> [What the exercise asks] From the entries below, pull out each line where "date" appears.

━━ Dataset entries ━━

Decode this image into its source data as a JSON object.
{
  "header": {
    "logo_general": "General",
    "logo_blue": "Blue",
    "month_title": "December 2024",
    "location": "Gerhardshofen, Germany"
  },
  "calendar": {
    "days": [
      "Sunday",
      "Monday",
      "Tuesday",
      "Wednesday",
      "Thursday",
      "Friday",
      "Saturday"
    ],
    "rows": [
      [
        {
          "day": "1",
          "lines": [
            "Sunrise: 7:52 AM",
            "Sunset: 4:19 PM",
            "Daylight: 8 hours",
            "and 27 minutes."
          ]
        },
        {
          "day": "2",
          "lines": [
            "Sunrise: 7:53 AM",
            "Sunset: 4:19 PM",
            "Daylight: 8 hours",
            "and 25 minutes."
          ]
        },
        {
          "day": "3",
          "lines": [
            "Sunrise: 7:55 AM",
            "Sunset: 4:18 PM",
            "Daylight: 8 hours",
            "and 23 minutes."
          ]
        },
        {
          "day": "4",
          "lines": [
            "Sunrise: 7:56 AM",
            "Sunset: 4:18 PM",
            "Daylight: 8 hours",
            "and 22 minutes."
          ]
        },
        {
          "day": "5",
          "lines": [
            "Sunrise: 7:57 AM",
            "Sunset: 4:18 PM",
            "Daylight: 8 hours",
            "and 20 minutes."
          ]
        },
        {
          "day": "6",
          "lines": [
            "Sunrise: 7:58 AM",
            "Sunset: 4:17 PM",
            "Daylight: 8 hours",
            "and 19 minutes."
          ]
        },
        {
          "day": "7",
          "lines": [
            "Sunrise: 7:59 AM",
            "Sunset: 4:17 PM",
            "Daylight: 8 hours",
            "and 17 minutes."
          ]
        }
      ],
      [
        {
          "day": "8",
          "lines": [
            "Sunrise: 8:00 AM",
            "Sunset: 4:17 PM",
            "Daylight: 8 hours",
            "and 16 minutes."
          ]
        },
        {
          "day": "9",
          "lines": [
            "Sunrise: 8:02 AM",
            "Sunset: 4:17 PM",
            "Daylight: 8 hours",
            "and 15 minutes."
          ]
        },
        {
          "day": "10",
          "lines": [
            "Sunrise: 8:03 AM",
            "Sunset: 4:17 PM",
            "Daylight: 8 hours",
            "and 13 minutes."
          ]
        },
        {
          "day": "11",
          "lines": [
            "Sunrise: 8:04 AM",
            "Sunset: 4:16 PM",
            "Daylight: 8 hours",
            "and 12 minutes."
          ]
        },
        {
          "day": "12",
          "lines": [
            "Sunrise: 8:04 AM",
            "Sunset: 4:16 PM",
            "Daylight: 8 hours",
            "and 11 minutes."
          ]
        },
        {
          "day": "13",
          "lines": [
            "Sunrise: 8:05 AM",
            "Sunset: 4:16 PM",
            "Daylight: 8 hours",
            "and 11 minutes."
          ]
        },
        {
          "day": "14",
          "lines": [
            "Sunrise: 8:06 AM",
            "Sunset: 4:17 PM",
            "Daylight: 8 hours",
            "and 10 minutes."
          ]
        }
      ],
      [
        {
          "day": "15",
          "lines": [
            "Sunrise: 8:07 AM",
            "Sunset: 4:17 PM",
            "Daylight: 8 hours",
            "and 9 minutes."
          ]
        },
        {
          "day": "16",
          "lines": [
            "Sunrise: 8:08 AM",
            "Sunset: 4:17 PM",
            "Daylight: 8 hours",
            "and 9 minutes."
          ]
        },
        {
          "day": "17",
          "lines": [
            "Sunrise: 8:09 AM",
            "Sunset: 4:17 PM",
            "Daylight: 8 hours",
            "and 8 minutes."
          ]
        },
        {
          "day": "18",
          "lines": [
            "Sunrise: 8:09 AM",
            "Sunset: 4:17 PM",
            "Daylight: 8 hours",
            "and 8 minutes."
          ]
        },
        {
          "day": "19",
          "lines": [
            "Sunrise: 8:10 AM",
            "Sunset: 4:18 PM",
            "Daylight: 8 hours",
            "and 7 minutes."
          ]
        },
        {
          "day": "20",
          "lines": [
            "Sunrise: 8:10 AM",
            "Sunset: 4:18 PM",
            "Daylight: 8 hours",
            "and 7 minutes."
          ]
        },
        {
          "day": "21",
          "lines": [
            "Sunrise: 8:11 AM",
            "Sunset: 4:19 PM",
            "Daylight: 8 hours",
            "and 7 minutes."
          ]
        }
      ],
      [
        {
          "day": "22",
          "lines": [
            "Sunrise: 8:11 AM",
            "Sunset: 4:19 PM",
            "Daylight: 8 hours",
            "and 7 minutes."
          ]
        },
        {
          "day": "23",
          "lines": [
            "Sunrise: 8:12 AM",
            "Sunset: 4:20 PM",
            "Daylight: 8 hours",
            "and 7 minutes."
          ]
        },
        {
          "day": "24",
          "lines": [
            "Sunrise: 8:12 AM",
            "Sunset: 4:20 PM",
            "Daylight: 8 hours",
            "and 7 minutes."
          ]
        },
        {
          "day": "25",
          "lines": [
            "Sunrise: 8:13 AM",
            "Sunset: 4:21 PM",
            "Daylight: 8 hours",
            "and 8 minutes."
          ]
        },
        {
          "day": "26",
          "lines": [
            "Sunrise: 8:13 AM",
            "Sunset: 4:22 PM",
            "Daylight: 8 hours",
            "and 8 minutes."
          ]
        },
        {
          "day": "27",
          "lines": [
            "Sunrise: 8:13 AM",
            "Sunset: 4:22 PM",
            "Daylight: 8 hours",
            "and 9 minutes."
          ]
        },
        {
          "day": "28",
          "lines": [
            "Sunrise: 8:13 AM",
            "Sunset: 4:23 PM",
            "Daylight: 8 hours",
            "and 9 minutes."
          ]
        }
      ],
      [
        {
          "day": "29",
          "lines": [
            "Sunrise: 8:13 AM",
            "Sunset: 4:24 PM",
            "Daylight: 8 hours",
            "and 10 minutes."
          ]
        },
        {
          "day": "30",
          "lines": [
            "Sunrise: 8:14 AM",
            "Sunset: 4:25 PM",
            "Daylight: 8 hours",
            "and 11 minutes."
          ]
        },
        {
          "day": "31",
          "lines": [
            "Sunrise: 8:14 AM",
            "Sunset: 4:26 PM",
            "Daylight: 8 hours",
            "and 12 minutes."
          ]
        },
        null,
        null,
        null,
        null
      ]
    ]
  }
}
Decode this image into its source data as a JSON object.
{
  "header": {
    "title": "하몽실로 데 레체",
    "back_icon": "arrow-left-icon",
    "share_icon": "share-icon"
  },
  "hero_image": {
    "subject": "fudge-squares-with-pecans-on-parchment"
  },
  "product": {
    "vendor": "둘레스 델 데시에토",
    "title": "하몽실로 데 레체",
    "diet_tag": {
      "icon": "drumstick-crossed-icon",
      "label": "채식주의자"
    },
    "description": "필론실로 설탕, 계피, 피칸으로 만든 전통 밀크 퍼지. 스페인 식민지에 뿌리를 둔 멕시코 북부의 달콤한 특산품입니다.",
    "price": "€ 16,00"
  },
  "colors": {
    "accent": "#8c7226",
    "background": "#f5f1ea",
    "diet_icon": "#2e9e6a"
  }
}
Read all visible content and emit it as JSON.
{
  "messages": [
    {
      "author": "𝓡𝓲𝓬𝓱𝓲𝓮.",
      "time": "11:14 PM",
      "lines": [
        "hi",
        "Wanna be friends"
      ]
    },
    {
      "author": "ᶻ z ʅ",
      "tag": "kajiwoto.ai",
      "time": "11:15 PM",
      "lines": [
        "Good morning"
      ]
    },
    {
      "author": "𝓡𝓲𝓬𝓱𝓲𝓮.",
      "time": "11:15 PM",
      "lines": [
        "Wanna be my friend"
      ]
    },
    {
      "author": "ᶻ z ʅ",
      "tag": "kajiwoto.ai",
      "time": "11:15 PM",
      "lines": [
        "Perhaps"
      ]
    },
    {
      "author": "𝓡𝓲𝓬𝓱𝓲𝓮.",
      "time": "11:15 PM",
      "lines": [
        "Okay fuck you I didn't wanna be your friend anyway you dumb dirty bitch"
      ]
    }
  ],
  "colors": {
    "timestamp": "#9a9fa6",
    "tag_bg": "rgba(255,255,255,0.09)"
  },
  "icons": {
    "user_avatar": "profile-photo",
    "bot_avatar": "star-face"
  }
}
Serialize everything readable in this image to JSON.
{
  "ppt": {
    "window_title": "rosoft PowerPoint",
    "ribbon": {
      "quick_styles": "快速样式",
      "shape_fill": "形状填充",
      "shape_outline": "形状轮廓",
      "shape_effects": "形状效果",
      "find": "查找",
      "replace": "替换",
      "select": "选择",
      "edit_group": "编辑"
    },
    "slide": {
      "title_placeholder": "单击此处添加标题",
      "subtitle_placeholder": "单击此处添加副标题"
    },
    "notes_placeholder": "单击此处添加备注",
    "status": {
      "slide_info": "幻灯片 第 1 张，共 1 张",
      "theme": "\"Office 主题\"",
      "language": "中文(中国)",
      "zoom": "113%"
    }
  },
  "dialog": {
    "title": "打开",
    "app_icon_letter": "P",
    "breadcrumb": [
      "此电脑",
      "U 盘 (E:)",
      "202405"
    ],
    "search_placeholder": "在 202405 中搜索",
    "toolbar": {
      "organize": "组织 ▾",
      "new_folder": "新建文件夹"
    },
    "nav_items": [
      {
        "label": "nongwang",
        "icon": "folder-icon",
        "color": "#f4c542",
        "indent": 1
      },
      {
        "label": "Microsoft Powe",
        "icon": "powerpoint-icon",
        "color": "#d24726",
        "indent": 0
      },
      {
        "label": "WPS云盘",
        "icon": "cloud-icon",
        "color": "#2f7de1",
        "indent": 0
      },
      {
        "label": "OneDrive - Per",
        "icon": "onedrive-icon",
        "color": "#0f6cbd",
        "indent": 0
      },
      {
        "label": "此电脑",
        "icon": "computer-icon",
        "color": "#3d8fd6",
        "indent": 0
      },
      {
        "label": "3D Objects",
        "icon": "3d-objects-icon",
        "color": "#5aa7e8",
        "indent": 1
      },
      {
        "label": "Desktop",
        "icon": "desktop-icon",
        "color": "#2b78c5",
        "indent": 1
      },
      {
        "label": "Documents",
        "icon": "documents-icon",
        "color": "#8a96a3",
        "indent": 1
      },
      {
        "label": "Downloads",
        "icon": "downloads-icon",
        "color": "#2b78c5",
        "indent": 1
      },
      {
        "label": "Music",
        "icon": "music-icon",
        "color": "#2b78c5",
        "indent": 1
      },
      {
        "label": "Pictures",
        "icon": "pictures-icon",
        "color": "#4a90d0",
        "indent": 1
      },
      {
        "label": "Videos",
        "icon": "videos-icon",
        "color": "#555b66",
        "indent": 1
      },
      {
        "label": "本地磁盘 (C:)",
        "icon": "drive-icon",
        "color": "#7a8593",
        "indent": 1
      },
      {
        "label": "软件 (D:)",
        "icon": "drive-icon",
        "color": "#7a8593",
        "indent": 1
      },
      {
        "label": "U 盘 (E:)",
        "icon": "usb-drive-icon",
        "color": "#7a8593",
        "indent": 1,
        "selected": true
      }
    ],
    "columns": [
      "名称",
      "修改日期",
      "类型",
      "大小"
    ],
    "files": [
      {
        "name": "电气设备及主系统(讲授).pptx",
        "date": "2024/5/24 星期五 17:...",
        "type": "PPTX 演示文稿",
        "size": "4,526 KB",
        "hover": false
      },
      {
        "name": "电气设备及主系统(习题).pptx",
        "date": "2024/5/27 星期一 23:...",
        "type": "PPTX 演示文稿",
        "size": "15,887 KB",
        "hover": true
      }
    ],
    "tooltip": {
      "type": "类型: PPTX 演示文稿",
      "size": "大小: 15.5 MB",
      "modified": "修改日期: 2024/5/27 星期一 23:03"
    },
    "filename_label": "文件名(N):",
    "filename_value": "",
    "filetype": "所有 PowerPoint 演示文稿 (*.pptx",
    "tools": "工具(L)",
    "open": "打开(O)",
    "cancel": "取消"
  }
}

━━━

> [Solution to the exercise]
        "date": "2024/5/24 星期五 17:...",
        "date": "2024/5/27 星期一 23:...",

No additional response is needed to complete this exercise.